Task description:
Transcribe the records that follow in their entirety, omitting any pictures.

Material provided:

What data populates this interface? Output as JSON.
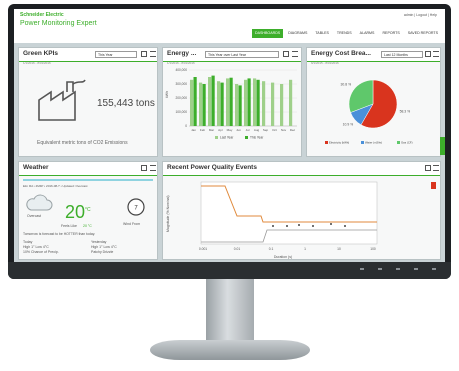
{
  "app": {
    "brand": "Schneider Electric",
    "title": "Power Monitoring Expert",
    "user_links": "admin | Logout | Help"
  },
  "nav": {
    "items": [
      {
        "label": "DASHBOARDS",
        "active": true
      },
      {
        "label": "DIAGRAMS",
        "active": false
      },
      {
        "label": "TABLES",
        "active": false
      },
      {
        "label": "TRENDS",
        "active": false
      },
      {
        "label": "ALARMS",
        "active": false
      },
      {
        "label": "REPORTS",
        "active": false
      },
      {
        "label": "SAVED REPORTS",
        "active": false
      }
    ]
  },
  "green_kpis": {
    "title": "Green KPIs",
    "period": "This Year",
    "date_range": "1/1/2016 - 8/31/2016",
    "value": "155,443 tons",
    "description": "Equivalent metric tons of CO2 Emissions"
  },
  "energy": {
    "title": "Energy ...",
    "period": "This Year over Last Year",
    "date_range": "1/1/2016 - 8/31/2016",
    "legend": [
      "Last Year",
      "This Year"
    ]
  },
  "energy_cost": {
    "title": "Energy Cost Brea...",
    "period": "Last 12 Months",
    "date_range": "9/1/2015 - 8/31/2016",
    "legend": [
      "Electricity (kWh)",
      "Water (m3/hr)",
      "Gas (CF)"
    ]
  },
  "weather": {
    "title": "Weather",
    "location": "Elm Rd • 4M4P • 2016-08-? • Updated: Overcast",
    "condition": "Overcast",
    "temp": "20",
    "unit": "°C",
    "feels_like_label": "Feels Like",
    "feels_like": "20 °C",
    "wind_label": "Wind From",
    "wind_value": "7",
    "forecast_text": "Tomorrow is forecast to be HOTTER than today.",
    "today_label": "Today",
    "today_hilo": "High 1° Low 4°C",
    "today_precip": "10% Chance of Precip.",
    "yesterday_label": "Yesterday",
    "yesterday_hilo": "High 1° Low 4°C",
    "yesterday_cond": "Patchy Drizzle"
  },
  "power_quality": {
    "title": "Recent Power Quality Events",
    "ylabel": "Magnitude (% Nominal)",
    "xlabel": "Duration (s)",
    "xticks": [
      "0.001",
      "0.01",
      "0.1",
      "1",
      "10",
      "100"
    ]
  },
  "chart_data": [
    {
      "type": "bar",
      "title": "Energy ...",
      "categories": [
        "Jan",
        "Feb",
        "Mar",
        "Apr",
        "May",
        "Jun",
        "Jul",
        "Aug",
        "Sep",
        "Oct",
        "Nov",
        "Dec"
      ],
      "ylabel": "kWh",
      "ylim": [
        0,
        400000
      ],
      "yticks": [
        "400,000",
        "300,000",
        "200,000",
        "100,000",
        "0"
      ],
      "series": [
        {
          "name": "Last Year",
          "color": "#9fd08a",
          "values": [
            330000,
            310000,
            350000,
            320000,
            340000,
            300000,
            330000,
            340000,
            320000,
            310000,
            300000,
            330000
          ]
        },
        {
          "name": "This Year",
          "color": "#3dae2b",
          "values": [
            350000,
            300000,
            360000,
            310000,
            345000,
            290000,
            340000,
            330000,
            0,
            0,
            0,
            0
          ]
        }
      ]
    },
    {
      "type": "pie",
      "title": "Energy Cost Brea...",
      "slices": [
        {
          "name": "Electricity (kWh)",
          "value": 58.3,
          "color": "#d9341e"
        },
        {
          "name": "Water (m3/hr)",
          "value": 10.9,
          "color": "#4a90d9"
        },
        {
          "name": "Gas (CF)",
          "value": 30.8,
          "color": "#5fc86b"
        }
      ],
      "labels": [
        "30.8 %",
        "58.3 %",
        "10.9 %"
      ]
    }
  ]
}
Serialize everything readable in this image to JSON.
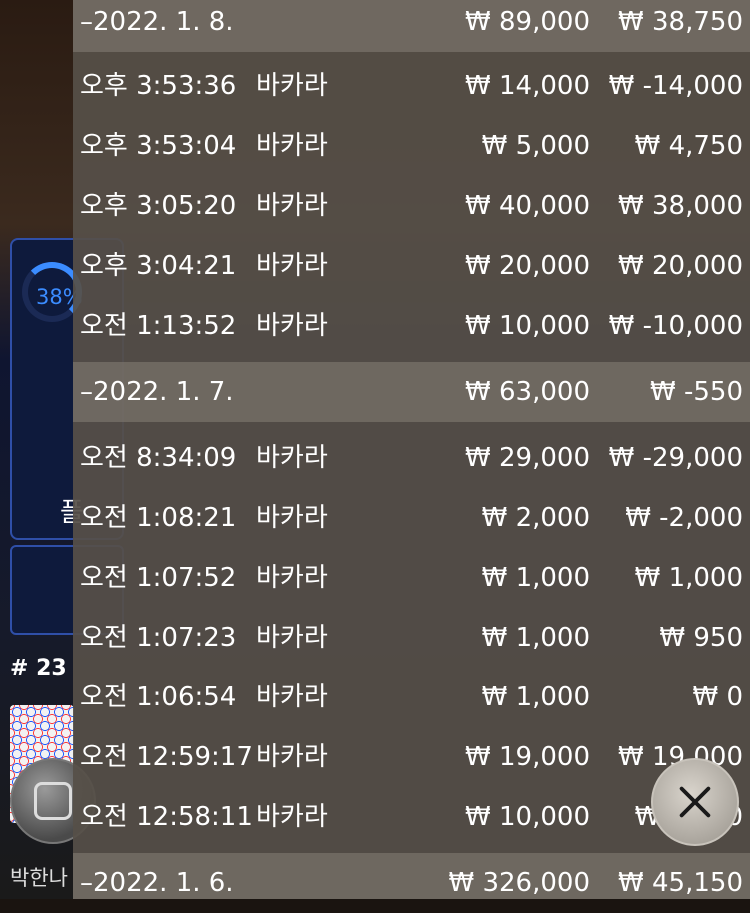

Problem solution:
What data populates this interface? Output as JSON.
{
  "app": {
    "brand": "Schneider Electric",
    "title": "Power Monitoring Expert",
    "user_links": "admin | Logout | Help"
  },
  "nav": {
    "items": [
      {
        "label": "DASHBOARDS",
        "active": true
      },
      {
        "label": "DIAGRAMS",
        "active": false
      },
      {
        "label": "TABLES",
        "active": false
      },
      {
        "label": "TRENDS",
        "active": false
      },
      {
        "label": "ALARMS",
        "active": false
      },
      {
        "label": "REPORTS",
        "active": false
      },
      {
        "label": "SAVED REPORTS",
        "active": false
      }
    ]
  },
  "green_kpis": {
    "title": "Green KPIs",
    "period": "This Year",
    "date_range": "1/1/2016 - 8/31/2016",
    "value": "155,443 tons",
    "description": "Equivalent metric tons of CO2 Emissions"
  },
  "energy": {
    "title": "Energy ...",
    "period": "This Year over Last Year",
    "date_range": "1/1/2016 - 8/31/2016",
    "legend": [
      "Last Year",
      "This Year"
    ]
  },
  "energy_cost": {
    "title": "Energy Cost Brea...",
    "period": "Last 12 Months",
    "date_range": "9/1/2015 - 8/31/2016",
    "legend": [
      "Electricity (kWh)",
      "Water (m3/hr)",
      "Gas (CF)"
    ]
  },
  "weather": {
    "title": "Weather",
    "location": "Elm Rd • 4M4P • 2016-08-? • Updated: Overcast",
    "condition": "Overcast",
    "temp": "20",
    "unit": "°C",
    "feels_like_label": "Feels Like",
    "feels_like": "20 °C",
    "wind_label": "Wind From",
    "wind_value": "7",
    "forecast_text": "Tomorrow is forecast to be HOTTER than today.",
    "today_label": "Today",
    "today_hilo": "High 1° Low 4°C",
    "today_precip": "10% Chance of Precip.",
    "yesterday_label": "Yesterday",
    "yesterday_hilo": "High 1° Low 4°C",
    "yesterday_cond": "Patchy Drizzle"
  },
  "power_quality": {
    "title": "Recent Power Quality Events",
    "ylabel": "Magnitude (% Nominal)",
    "xlabel": "Duration (s)",
    "xticks": [
      "0.001",
      "0.01",
      "0.1",
      "1",
      "10",
      "100"
    ]
  },
  "chart_data": [
    {
      "type": "bar",
      "title": "Energy ...",
      "categories": [
        "Jan",
        "Feb",
        "Mar",
        "Apr",
        "May",
        "Jun",
        "Jul",
        "Aug",
        "Sep",
        "Oct",
        "Nov",
        "Dec"
      ],
      "ylabel": "kWh",
      "ylim": [
        0,
        400000
      ],
      "yticks": [
        "400,000",
        "300,000",
        "200,000",
        "100,000",
        "0"
      ],
      "series": [
        {
          "name": "Last Year",
          "color": "#9fd08a",
          "values": [
            330000,
            310000,
            350000,
            320000,
            340000,
            300000,
            330000,
            340000,
            320000,
            310000,
            300000,
            330000
          ]
        },
        {
          "name": "This Year",
          "color": "#3dae2b",
          "values": [
            350000,
            300000,
            360000,
            310000,
            345000,
            290000,
            340000,
            330000,
            0,
            0,
            0,
            0
          ]
        }
      ]
    },
    {
      "type": "pie",
      "title": "Energy Cost Brea...",
      "slices": [
        {
          "name": "Electricity (kWh)",
          "value": 58.3,
          "color": "#d9341e"
        },
        {
          "name": "Water (m3/hr)",
          "value": 10.9,
          "color": "#4a90d9"
        },
        {
          "name": "Gas (CF)",
          "value": 30.8,
          "color": "#5fc86b"
        }
      ],
      "labels": [
        "30.8 %",
        "58.3 %",
        "10.9 %"
      ]
    }
  ]
}
Serialize everything readable in this image to JSON.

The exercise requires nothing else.